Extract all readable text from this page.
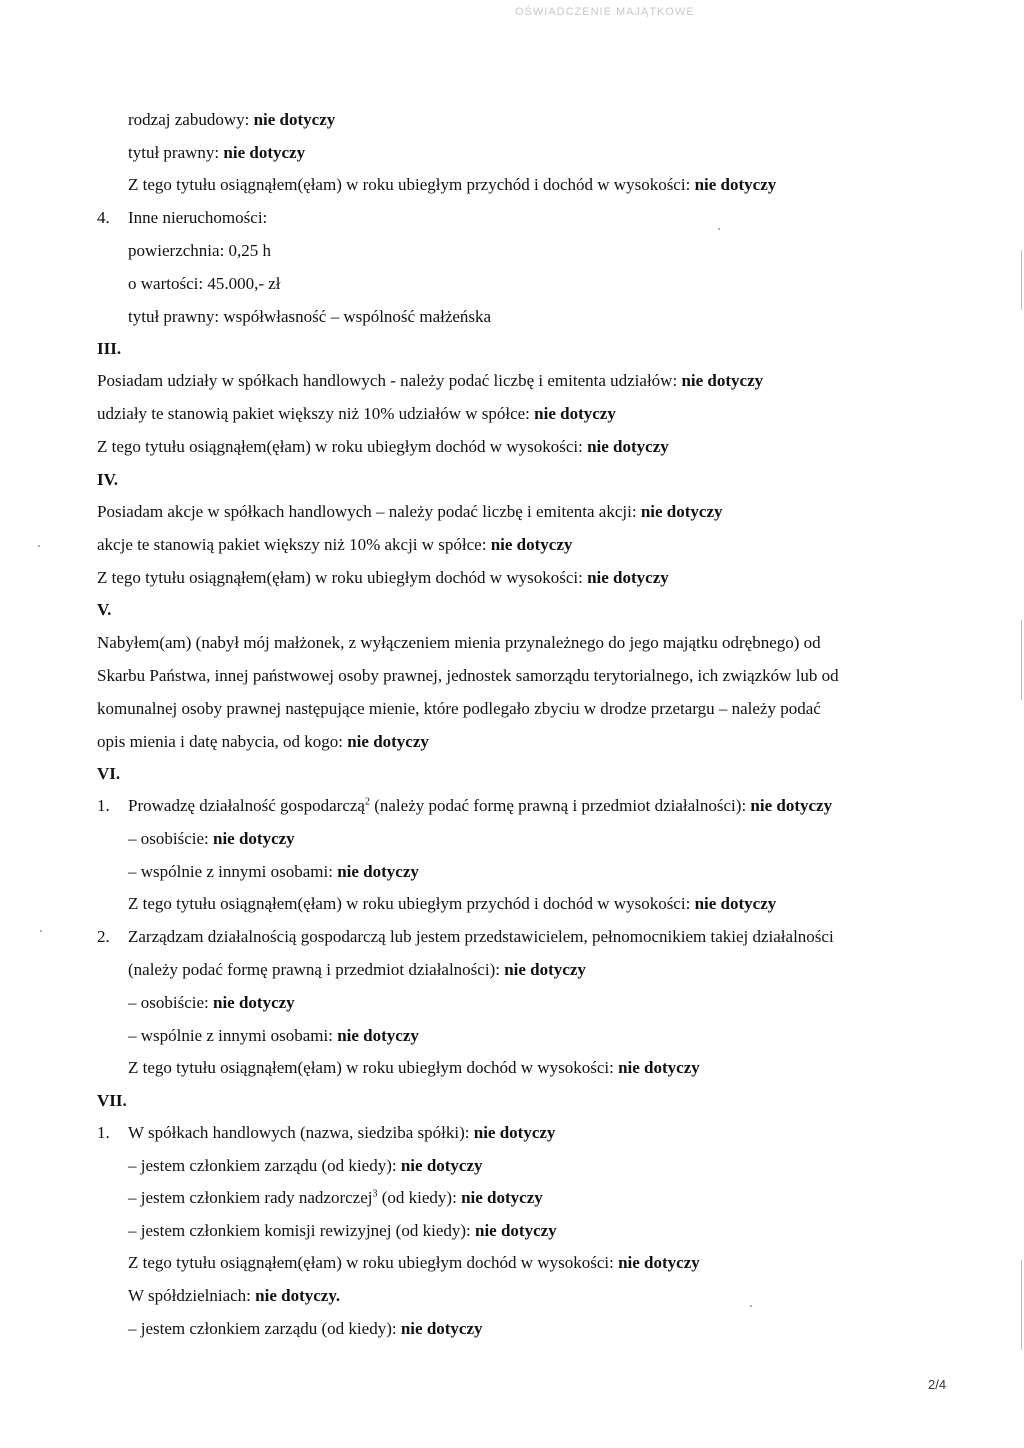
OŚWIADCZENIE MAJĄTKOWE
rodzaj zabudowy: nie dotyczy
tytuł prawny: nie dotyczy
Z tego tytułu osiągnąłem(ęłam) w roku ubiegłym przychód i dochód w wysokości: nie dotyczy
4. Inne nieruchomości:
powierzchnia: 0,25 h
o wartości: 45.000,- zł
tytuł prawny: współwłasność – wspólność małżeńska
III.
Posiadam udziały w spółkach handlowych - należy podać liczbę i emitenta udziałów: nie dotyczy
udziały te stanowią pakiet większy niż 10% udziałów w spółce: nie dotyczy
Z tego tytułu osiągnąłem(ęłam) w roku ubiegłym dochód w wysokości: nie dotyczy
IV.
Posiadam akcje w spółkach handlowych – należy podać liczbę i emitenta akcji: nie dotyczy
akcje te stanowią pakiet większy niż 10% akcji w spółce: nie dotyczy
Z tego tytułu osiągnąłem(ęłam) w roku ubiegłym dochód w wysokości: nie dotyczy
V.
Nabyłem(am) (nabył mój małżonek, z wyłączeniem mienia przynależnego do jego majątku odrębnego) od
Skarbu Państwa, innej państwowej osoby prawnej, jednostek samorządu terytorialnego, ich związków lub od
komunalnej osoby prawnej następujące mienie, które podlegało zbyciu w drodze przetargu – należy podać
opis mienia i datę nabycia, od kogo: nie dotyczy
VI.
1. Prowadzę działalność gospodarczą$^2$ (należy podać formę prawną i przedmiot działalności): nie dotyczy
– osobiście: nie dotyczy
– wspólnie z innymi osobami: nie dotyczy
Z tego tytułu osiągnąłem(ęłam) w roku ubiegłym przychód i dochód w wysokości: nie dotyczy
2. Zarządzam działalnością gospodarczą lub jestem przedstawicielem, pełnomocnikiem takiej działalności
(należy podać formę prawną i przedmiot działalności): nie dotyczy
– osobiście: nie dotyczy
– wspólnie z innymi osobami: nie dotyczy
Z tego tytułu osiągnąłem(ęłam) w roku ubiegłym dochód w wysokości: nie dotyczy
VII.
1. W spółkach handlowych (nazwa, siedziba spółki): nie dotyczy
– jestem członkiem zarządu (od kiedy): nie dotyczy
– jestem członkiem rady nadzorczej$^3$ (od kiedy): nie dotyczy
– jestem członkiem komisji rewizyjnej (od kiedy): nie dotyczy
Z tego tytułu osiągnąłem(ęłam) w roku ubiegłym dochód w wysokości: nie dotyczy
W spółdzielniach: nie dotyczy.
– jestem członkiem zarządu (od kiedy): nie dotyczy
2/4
#####
Task objective – Transcribe the records verbatim and omit the images.

Full response –
Extract all readable text from this page.
OŚWIADCZENIE MAJĄTKOWE
rodzaj zabudowy: nie dotyczy
tytuł prawny: nie dotyczy
Z tego tytułu osiągnąłem(ęłam) w roku ubiegłym przychód i dochód w wysokości: nie dotyczy
4. Inne nieruchomości:
powierzchnia: 0,25 h
o wartości: 45.000,- zł
tytuł prawny: współwłasność – wspólność małżeńska
III.
Posiadam udziały w spółkach handlowych - należy podać liczbę i emitenta udziałów: nie dotyczy
udziały te stanowią pakiet większy niż 10% udziałów w spółce: nie dotyczy
Z tego tytułu osiągnąłem(ęłam) w roku ubiegłym dochód w wysokości: nie dotyczy
IV.
Posiadam akcje w spółkach handlowych – należy podać liczbę i emitenta akcji: nie dotyczy
akcje te stanowią pakiet większy niż 10% akcji w spółce: nie dotyczy
Z tego tytułu osiągnąłem(ęłam) w roku ubiegłym dochód w wysokości: nie dotyczy
V.
Nabyłem(am) (nabył mój małżonek, z wyłączeniem mienia przynależnego do jego majątku odrębnego) od
Skarbu Państwa, innej państwowej osoby prawnej, jednostek samorządu terytorialnego, ich związków lub od
komunalnej osoby prawnej następujące mienie, które podlegało zbyciu w drodze przetargu – należy podać
opis mienia i datę nabycia, od kogo: nie dotyczy
VI.
1. Prowadzę działalność gospodarczą$^2$ (należy podać formę prawną i przedmiot działalności): nie dotyczy
– osobiście: nie dotyczy
– wspólnie z innymi osobami: nie dotyczy
Z tego tytułu osiągnąłem(ęłam) w roku ubiegłym przychód i dochód w wysokości: nie dotyczy
2. Zarządzam działalnością gospodarczą lub jestem przedstawicielem, pełnomocnikiem takiej działalności
(należy podać formę prawną i przedmiot działalności): nie dotyczy
– osobiście: nie dotyczy
– wspólnie z innymi osobami: nie dotyczy
Z tego tytułu osiągnąłem(ęłam) w roku ubiegłym dochód w wysokości: nie dotyczy
VII.
1. W spółkach handlowych (nazwa, siedziba spółki): nie dotyczy
– jestem członkiem zarządu (od kiedy): nie dotyczy
– jestem członkiem rady nadzorczej$^3$ (od kiedy): nie dotyczy
– jestem członkiem komisji rewizyjnej (od kiedy): nie dotyczy
Z tego tytułu osiągnąłem(ęłam) w roku ubiegłym dochód w wysokości: nie dotyczy
W spółdzielniach: nie dotyczy.
– jestem członkiem zarządu (od kiedy): nie dotyczy
2/4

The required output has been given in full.